YOUR GOAL >> Where does the string "tutti" appear? Copy every line of the entries below that holds it.

— BEGIN DATASET ENTRIES —

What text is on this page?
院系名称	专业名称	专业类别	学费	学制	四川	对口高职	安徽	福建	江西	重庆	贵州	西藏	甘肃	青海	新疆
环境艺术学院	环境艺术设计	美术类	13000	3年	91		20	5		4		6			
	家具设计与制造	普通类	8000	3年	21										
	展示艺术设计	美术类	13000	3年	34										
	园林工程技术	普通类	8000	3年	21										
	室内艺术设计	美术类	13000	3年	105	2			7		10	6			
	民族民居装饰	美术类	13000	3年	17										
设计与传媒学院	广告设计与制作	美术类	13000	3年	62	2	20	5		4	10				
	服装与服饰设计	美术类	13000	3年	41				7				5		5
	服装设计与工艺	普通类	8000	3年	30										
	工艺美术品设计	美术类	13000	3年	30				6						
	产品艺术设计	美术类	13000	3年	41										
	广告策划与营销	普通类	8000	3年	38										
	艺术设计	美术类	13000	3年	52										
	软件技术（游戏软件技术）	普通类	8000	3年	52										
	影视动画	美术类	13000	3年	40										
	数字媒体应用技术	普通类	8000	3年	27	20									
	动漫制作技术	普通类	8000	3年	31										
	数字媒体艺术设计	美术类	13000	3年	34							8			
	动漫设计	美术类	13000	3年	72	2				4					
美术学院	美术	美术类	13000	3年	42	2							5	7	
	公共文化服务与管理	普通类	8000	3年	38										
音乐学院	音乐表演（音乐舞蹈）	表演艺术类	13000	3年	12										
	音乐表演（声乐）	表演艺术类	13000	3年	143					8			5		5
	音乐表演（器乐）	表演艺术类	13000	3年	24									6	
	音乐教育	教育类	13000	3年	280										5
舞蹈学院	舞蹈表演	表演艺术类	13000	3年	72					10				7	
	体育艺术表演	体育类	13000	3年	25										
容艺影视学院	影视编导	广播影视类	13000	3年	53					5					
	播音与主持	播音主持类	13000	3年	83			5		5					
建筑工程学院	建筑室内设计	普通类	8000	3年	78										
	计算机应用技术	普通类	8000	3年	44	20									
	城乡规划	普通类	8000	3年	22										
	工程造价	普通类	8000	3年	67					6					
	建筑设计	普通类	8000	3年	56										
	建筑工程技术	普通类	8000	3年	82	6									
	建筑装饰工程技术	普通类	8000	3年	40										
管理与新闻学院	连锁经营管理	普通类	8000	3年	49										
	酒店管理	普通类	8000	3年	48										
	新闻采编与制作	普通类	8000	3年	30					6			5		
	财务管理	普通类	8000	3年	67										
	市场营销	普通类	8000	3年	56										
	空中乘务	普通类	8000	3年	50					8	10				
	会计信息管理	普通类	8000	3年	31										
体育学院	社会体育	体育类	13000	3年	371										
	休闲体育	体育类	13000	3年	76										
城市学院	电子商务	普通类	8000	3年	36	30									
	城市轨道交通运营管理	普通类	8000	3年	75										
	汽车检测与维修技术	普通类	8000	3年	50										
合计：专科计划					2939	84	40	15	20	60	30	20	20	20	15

— END DATASET ENTRIES —
— BEGIN DATASET ENTRIES —

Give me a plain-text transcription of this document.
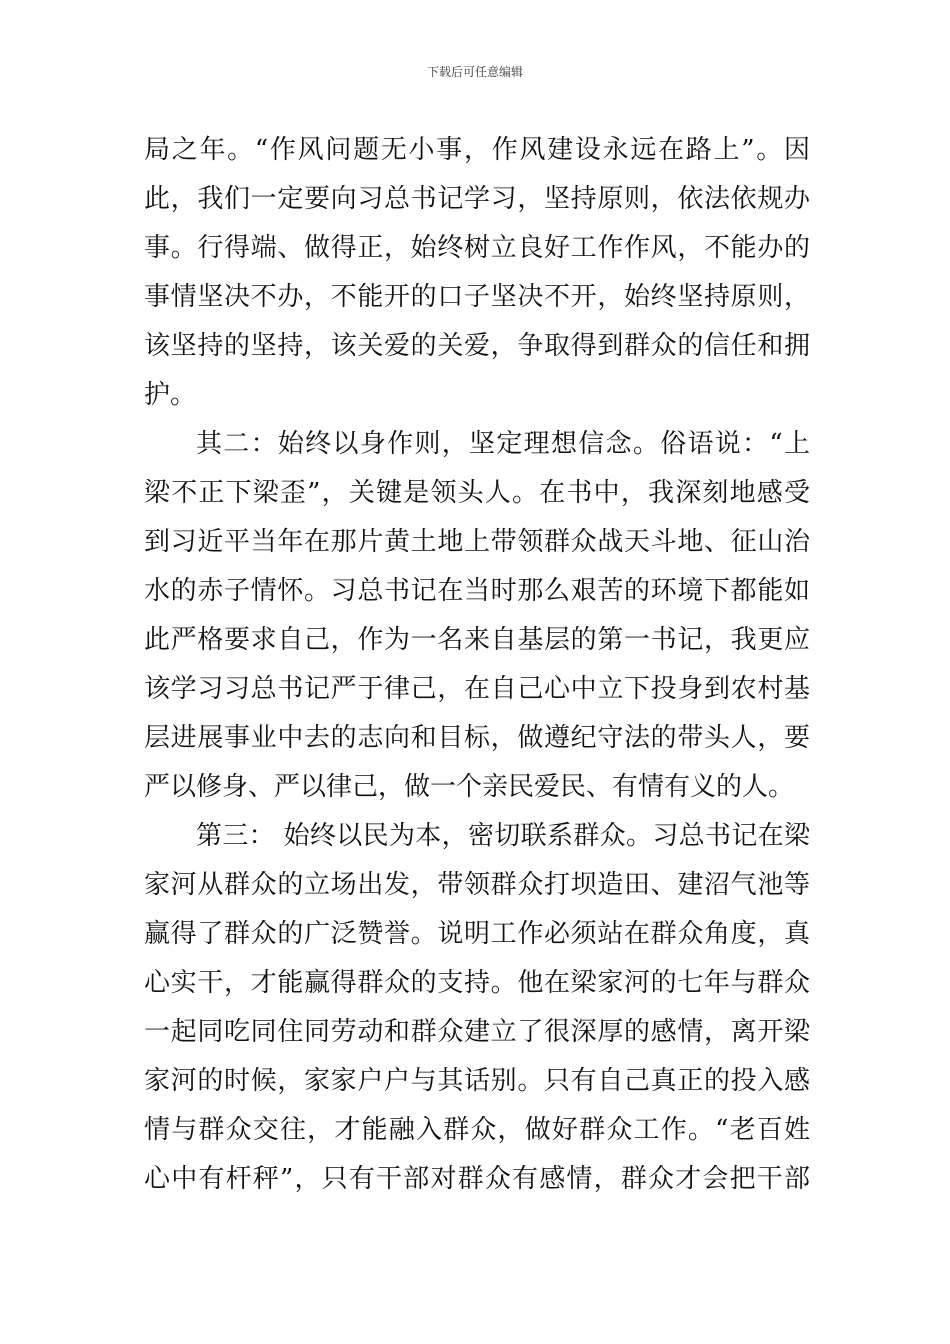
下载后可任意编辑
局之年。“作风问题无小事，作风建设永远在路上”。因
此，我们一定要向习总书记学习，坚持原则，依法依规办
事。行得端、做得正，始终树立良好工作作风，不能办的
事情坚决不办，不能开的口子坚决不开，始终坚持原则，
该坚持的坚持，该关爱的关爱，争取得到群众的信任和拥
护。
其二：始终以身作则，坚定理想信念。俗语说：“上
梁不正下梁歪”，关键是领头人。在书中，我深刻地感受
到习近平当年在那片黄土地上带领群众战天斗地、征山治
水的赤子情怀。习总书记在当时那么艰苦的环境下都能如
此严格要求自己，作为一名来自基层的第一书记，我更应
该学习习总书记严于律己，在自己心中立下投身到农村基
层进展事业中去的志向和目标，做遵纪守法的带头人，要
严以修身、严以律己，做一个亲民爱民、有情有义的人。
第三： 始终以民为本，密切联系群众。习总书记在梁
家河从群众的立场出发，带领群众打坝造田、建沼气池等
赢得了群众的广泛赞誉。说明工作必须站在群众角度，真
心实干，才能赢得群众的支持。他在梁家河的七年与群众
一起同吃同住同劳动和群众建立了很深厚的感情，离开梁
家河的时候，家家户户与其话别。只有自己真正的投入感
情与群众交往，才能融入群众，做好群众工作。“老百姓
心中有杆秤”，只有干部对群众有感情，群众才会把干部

— END DATASET ENTRIES —
— BEGIN DATASET ENTRIES —

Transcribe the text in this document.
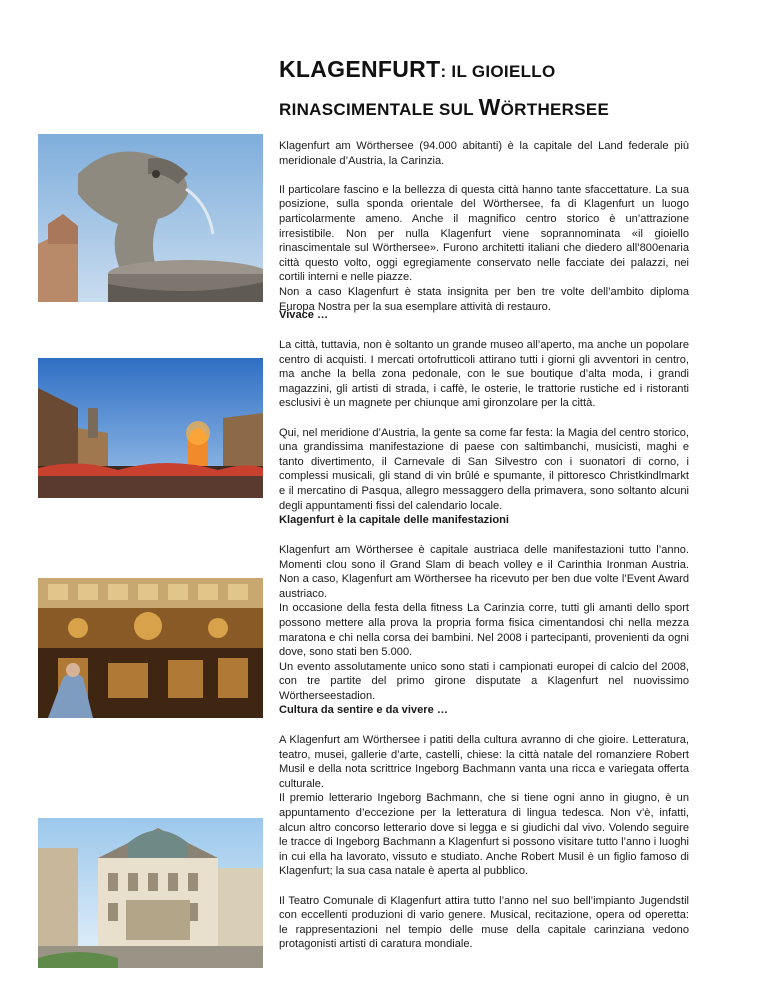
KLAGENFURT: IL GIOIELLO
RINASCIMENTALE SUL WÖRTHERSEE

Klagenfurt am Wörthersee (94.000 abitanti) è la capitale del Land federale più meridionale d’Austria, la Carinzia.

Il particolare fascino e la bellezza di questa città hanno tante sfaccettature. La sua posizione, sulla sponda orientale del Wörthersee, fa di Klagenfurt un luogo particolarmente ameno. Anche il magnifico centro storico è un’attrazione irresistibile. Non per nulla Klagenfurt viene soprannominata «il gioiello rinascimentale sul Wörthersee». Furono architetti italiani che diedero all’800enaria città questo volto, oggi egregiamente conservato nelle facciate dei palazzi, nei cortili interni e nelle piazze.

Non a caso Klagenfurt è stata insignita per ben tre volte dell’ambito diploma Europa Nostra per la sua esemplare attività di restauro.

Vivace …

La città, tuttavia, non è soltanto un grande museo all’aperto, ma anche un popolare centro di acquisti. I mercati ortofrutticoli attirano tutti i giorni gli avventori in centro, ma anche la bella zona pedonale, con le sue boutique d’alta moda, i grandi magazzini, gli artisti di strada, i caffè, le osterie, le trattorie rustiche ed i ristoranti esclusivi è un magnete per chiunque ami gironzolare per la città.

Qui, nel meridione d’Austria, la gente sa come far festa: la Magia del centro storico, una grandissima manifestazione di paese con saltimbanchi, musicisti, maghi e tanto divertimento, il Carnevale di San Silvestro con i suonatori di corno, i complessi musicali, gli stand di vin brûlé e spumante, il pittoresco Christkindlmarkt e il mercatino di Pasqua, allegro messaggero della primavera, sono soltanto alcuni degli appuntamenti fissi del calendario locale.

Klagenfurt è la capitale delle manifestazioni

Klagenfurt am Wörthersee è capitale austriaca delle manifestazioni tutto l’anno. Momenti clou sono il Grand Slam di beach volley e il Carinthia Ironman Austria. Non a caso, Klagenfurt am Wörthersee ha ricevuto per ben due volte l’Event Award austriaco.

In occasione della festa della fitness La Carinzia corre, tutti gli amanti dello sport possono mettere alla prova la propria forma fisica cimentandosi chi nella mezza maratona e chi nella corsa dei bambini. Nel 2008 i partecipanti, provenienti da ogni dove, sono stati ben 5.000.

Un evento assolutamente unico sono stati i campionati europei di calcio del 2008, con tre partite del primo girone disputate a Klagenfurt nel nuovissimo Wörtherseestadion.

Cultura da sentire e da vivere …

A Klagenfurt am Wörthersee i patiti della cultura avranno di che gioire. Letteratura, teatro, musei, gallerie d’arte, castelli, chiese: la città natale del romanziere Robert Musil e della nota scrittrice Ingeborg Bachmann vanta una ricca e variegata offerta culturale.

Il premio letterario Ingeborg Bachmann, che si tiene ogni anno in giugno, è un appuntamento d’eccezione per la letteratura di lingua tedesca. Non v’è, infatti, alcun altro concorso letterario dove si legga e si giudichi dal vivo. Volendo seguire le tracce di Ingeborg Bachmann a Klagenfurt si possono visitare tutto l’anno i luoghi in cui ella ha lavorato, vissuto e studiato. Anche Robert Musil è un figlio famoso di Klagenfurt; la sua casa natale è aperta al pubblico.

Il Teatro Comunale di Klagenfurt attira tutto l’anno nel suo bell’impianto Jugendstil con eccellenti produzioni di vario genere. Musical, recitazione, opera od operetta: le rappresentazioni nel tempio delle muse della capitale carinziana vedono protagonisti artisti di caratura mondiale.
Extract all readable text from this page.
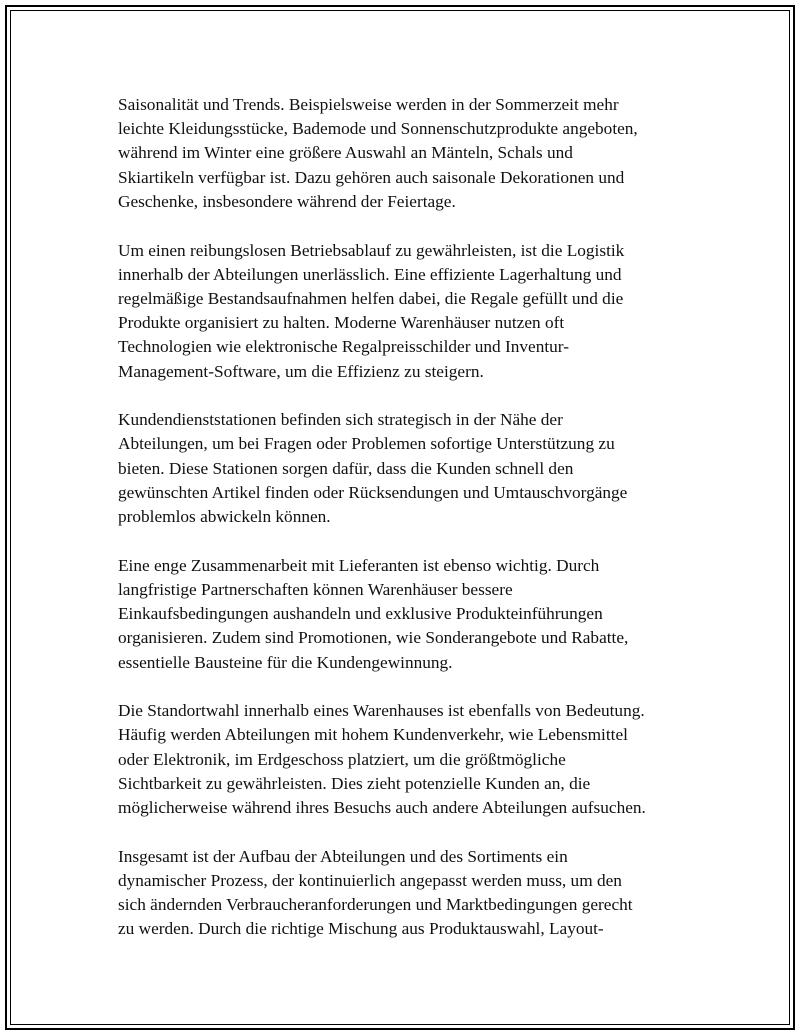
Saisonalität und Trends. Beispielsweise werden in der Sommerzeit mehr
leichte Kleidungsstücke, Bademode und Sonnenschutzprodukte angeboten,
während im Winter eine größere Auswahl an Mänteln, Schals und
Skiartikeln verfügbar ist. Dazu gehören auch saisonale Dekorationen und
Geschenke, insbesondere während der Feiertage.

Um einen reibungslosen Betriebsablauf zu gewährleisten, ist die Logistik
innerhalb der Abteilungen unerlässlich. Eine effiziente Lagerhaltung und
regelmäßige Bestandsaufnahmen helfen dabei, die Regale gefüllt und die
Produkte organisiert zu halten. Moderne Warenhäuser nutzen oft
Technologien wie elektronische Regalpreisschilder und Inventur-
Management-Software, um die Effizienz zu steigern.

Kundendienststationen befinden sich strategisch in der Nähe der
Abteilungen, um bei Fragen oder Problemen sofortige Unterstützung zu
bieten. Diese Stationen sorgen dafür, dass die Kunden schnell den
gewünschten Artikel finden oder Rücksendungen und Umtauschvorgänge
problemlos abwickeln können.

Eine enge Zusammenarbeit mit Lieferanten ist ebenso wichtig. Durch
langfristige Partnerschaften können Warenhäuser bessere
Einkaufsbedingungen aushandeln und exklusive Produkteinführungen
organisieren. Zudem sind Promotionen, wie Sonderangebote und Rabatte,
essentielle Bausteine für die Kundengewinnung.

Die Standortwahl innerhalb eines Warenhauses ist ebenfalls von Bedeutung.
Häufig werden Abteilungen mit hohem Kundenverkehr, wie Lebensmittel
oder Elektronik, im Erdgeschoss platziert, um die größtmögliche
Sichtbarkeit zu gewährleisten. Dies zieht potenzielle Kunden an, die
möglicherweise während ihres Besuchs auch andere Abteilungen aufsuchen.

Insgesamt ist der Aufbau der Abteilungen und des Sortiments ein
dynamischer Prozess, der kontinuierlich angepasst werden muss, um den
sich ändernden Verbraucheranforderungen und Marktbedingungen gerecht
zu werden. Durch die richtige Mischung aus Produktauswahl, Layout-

— END DATASET ENTRIES —

TASK ANSWER >>
La città, tuttavia, non è soltanto un grande museo all’aperto, ma anche un popolare centro di acquisti. I mercati ortofrutticoli attirano tutti i giorni gli avventori in centro, ma anche la bella zona pedonale, con le sue boutique d’alta moda, i grandi magazzini, gli artisti di strada, i caffè, le osterie, le trattorie rustiche ed i ristoranti esclusivi è un magnete per chiunque ami gironzolare per la città.
In occasione della festa della fitness La Carinzia corre, tutti gli amanti dello sport possono mettere alla prova la propria forma fisica cimentandosi chi nella mezza maratona e chi nella corsa dei bambini. Nel 2008 i partecipanti, provenienti da ogni dove, sono stati ben 5.000.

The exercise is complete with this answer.